Instructions for the task: Quote the whole listing exactly. Leave the pictures out of your copy.

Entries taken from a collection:
+-------+

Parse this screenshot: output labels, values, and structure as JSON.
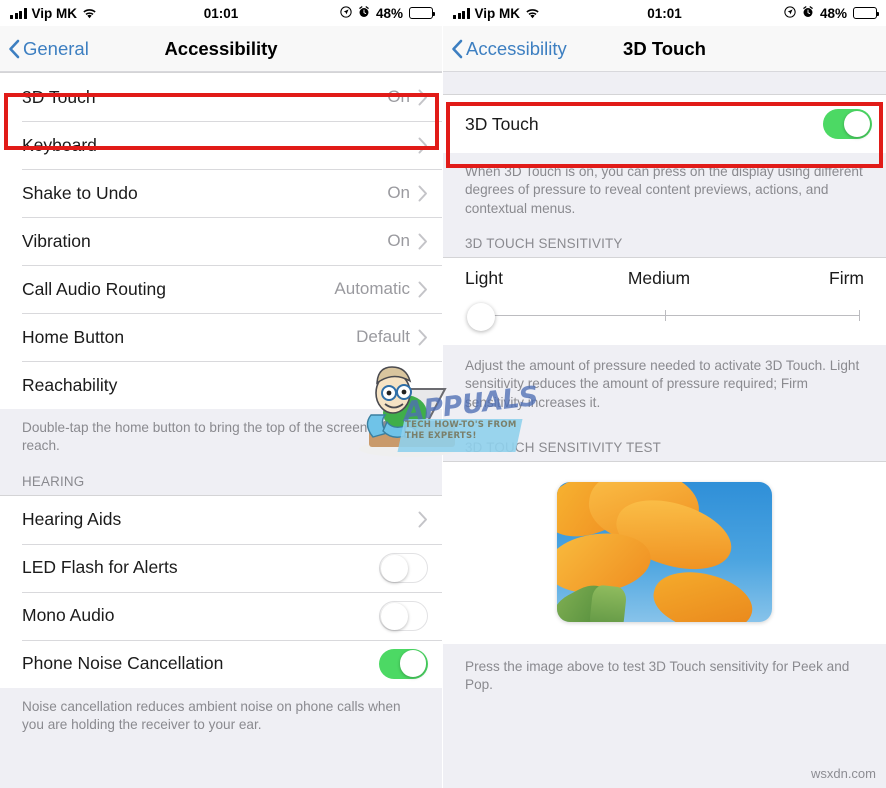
{
  "colors": {
    "ios_blue": "#3d7fc1",
    "switch_on_green": "#4CD964",
    "highlight_red": "#E11B18",
    "group_bg": "#EFEFF4",
    "secondary_text": "#8a8a8f"
  },
  "left_screen": {
    "statusbar": {
      "carrier": "Vip MK",
      "time": "01:01",
      "battery_percent": "48%",
      "signal_icon": "signal-bars-icon",
      "wifi_icon": "wifi-icon",
      "location_icon": "location-arrow-icon",
      "alarm_icon": "alarm-clock-icon",
      "battery_icon": "battery-icon"
    },
    "navbar": {
      "back_label": "General",
      "back_icon": "chevron-left-icon",
      "title": "Accessibility"
    },
    "interaction_group": {
      "rows": [
        {
          "label": "3D Touch",
          "value": "On",
          "accessory": "chevron",
          "highlighted": true
        },
        {
          "label": "Keyboard",
          "value": "",
          "accessory": "chevron",
          "highlighted": false
        },
        {
          "label": "Shake to Undo",
          "value": "On",
          "accessory": "chevron",
          "highlighted": false
        },
        {
          "label": "Vibration",
          "value": "On",
          "accessory": "chevron",
          "highlighted": false
        },
        {
          "label": "Call Audio Routing",
          "value": "Automatic",
          "accessory": "chevron",
          "highlighted": false
        },
        {
          "label": "Home Button",
          "value": "Default",
          "accessory": "chevron",
          "highlighted": false
        },
        {
          "label": "Reachability",
          "value": "",
          "accessory": "none",
          "highlighted": false
        }
      ],
      "footnote": "Double-tap the home button to bring the top of the screen into reach."
    },
    "hearing_group": {
      "header": "HEARING",
      "rows": [
        {
          "label": "Hearing Aids",
          "accessory": "chevron",
          "switch": null
        },
        {
          "label": "LED Flash for Alerts",
          "accessory": "switch",
          "switch": "off"
        },
        {
          "label": "Mono Audio",
          "accessory": "switch",
          "switch": "off"
        },
        {
          "label": "Phone Noise Cancellation",
          "accessory": "switch",
          "switch": "on"
        }
      ],
      "footnote": "Noise cancellation reduces ambient noise on phone calls when you are holding the receiver to your ear."
    }
  },
  "right_screen": {
    "statusbar": {
      "carrier": "Vip MK",
      "time": "01:01",
      "battery_percent": "48%",
      "signal_icon": "signal-bars-icon",
      "wifi_icon": "wifi-icon",
      "location_icon": "location-arrow-icon",
      "alarm_icon": "alarm-clock-icon",
      "battery_icon": "battery-icon"
    },
    "navbar": {
      "back_label": "Accessibility",
      "back_icon": "chevron-left-icon",
      "title": "3D Touch"
    },
    "toggle_row": {
      "label": "3D Touch",
      "switch": "on",
      "highlighted": true
    },
    "toggle_footnote": "When 3D Touch is on, you can press on the display using different degrees of pressure to reveal content previews, actions, and contextual menus.",
    "sensitivity": {
      "header": "3D TOUCH SENSITIVITY",
      "labels": {
        "min": "Light",
        "mid": "Medium",
        "max": "Firm"
      },
      "value": "Light",
      "position_percent": 0,
      "footnote": "Adjust the amount of pressure needed to activate 3D Touch. Light sensitivity reduces the amount of pressure required; Firm sensitivity increases it."
    },
    "sensitivity_test": {
      "header": "3D TOUCH SENSITIVITY TEST",
      "image_alt": "orange-poppy-flowers-blue-sky",
      "footnote": "Press the image above to test 3D Touch sensitivity for Peek and Pop."
    }
  },
  "watermarks": {
    "appuals_title": "APPUALS",
    "appuals_tagline": "TECH HOW-TO'S FROM THE EXPERTS!",
    "site": "wsxdn.com"
  }
}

+-------+

Complete answer:
Parse this screenshot: output labels, values, and structure as JSON.
{
  "colors": {
    "ios_blue": "#3d7fc1",
    "switch_on_green": "#4CD964",
    "highlight_red": "#E11B18",
    "group_bg": "#EFEFF4",
    "secondary_text": "#8a8a8f"
  },
  "left_screen": {
    "statusbar": {
      "carrier": "Vip MK",
      "time": "01:01",
      "battery_percent": "48%",
      "signal_icon": "signal-bars-icon",
      "wifi_icon": "wifi-icon",
      "location_icon": "location-arrow-icon",
      "alarm_icon": "alarm-clock-icon",
      "battery_icon": "battery-icon"
    },
    "navbar": {
      "back_label": "General",
      "back_icon": "chevron-left-icon",
      "title": "Accessibility"
    },
    "interaction_group": {
      "rows": [
        {
          "label": "3D Touch",
          "value": "On",
          "accessory": "chevron",
          "highlighted": true
        },
        {
          "label": "Keyboard",
          "value": "",
          "accessory": "chevron",
          "highlighted": false
        },
        {
          "label": "Shake to Undo",
          "value": "On",
          "accessory": "chevron",
          "highlighted": false
        },
        {
          "label": "Vibration",
          "value": "On",
          "accessory": "chevron",
          "highlighted": false
        },
        {
          "label": "Call Audio Routing",
          "value": "Automatic",
          "accessory": "chevron",
          "highlighted": false
        },
        {
          "label": "Home Button",
          "value": "Default",
          "accessory": "chevron",
          "highlighted": false
        },
        {
          "label": "Reachability",
          "value": "",
          "accessory": "none",
          "highlighted": false
        }
      ],
      "footnote": "Double-tap the home button to bring the top of the screen into reach."
    },
    "hearing_group": {
      "header": "HEARING",
      "rows": [
        {
          "label": "Hearing Aids",
          "accessory": "chevron",
          "switch": null
        },
        {
          "label": "LED Flash for Alerts",
          "accessory": "switch",
          "switch": "off"
        },
        {
          "label": "Mono Audio",
          "accessory": "switch",
          "switch": "off"
        },
        {
          "label": "Phone Noise Cancellation",
          "accessory": "switch",
          "switch": "on"
        }
      ],
      "footnote": "Noise cancellation reduces ambient noise on phone calls when you are holding the receiver to your ear."
    }
  },
  "right_screen": {
    "statusbar": {
      "carrier": "Vip MK",
      "time": "01:01",
      "battery_percent": "48%",
      "signal_icon": "signal-bars-icon",
      "wifi_icon": "wifi-icon",
      "location_icon": "location-arrow-icon",
      "alarm_icon": "alarm-clock-icon",
      "battery_icon": "battery-icon"
    },
    "navbar": {
      "back_label": "Accessibility",
      "back_icon": "chevron-left-icon",
      "title": "3D Touch"
    },
    "toggle_row": {
      "label": "3D Touch",
      "switch": "on",
      "highlighted": true
    },
    "toggle_footnote": "When 3D Touch is on, you can press on the display using different degrees of pressure to reveal content previews, actions, and contextual menus.",
    "sensitivity": {
      "header": "3D TOUCH SENSITIVITY",
      "labels": {
        "min": "Light",
        "mid": "Medium",
        "max": "Firm"
      },
      "value": "Light",
      "position_percent": 0,
      "footnote": "Adjust the amount of pressure needed to activate 3D Touch. Light sensitivity reduces the amount of pressure required; Firm sensitivity increases it."
    },
    "sensitivity_test": {
      "header": "3D TOUCH SENSITIVITY TEST",
      "image_alt": "orange-poppy-flowers-blue-sky",
      "footnote": "Press the image above to test 3D Touch sensitivity for Peek and Pop."
    }
  },
  "watermarks": {
    "appuals_title": "APPUALS",
    "appuals_tagline": "TECH HOW-TO'S FROM THE EXPERTS!",
    "site": "wsxdn.com"
  }
}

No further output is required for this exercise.